What is asked
Repeat every line below exactly, word for word.

··· Entries ···

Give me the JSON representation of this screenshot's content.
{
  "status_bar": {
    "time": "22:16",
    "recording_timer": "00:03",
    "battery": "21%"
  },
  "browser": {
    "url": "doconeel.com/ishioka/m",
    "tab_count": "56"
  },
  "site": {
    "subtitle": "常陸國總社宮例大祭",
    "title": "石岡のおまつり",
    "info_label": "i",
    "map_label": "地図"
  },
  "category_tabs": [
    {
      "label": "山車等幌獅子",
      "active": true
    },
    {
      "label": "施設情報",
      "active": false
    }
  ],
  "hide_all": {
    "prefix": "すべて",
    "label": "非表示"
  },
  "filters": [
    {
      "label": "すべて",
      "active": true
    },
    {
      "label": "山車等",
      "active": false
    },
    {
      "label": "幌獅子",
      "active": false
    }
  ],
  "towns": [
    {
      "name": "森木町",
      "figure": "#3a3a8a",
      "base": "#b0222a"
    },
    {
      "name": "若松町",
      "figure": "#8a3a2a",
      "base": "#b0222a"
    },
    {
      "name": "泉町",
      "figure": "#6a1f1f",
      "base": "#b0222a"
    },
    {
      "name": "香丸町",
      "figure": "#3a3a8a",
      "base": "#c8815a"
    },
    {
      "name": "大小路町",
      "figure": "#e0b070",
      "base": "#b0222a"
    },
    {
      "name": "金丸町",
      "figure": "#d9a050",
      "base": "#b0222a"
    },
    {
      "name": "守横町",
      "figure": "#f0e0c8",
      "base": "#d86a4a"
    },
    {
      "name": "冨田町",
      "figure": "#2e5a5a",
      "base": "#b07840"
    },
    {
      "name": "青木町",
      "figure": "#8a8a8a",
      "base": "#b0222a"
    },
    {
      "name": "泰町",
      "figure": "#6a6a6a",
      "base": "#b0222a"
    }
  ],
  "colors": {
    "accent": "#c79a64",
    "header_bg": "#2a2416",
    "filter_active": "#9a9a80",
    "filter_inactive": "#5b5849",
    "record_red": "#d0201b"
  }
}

···

Solution below
Give me the JSON representation of this screenshot's content.
{
  "status_bar": {
    "time": "22:16",
    "recording_timer": "00:03",
    "battery": "21%"
  },
  "browser": {
    "url": "doconeel.com/ishioka/m",
    "tab_count": "56"
  },
  "site": {
    "subtitle": "常陸國總社宮例大祭",
    "title": "石岡のおまつり",
    "info_label": "i",
    "map_label": "地図"
  },
  "category_tabs": [
    {
      "label": "山車等幌獅子",
      "active": true
    },
    {
      "label": "施設情報",
      "active": false
    }
  ],
  "hide_all": {
    "prefix": "すべて",
    "label": "非表示"
  },
  "filters": [
    {
      "label": "すべて",
      "active": true
    },
    {
      "label": "山車等",
      "active": false
    },
    {
      "label": "幌獅子",
      "active": false
    }
  ],
  "towns": [
    {
      "name": "森木町",
      "figure": "#3a3a8a",
      "base": "#b0222a"
    },
    {
      "name": "若松町",
      "figure": "#8a3a2a",
      "base": "#b0222a"
    },
    {
      "name": "泉町",
      "figure": "#6a1f1f",
      "base": "#b0222a"
    },
    {
      "name": "香丸町",
      "figure": "#3a3a8a",
      "base": "#c8815a"
    },
    {
      "name": "大小路町",
      "figure": "#e0b070",
      "base": "#b0222a"
    },
    {
      "name": "金丸町",
      "figure": "#d9a050",
      "base": "#b0222a"
    },
    {
      "name": "守横町",
      "figure": "#f0e0c8",
      "base": "#d86a4a"
    },
    {
      "name": "冨田町",
      "figure": "#2e5a5a",
      "base": "#b07840"
    },
    {
      "name": "青木町",
      "figure": "#8a8a8a",
      "base": "#b0222a"
    },
    {
      "name": "泰町",
      "figure": "#6a6a6a",
      "base": "#b0222a"
    }
  ],
  "colors": {
    "accent": "#c79a64",
    "header_bg": "#2a2416",
    "filter_active": "#9a9a80",
    "filter_inactive": "#5b5849",
    "record_red": "#d0201b"
  }
}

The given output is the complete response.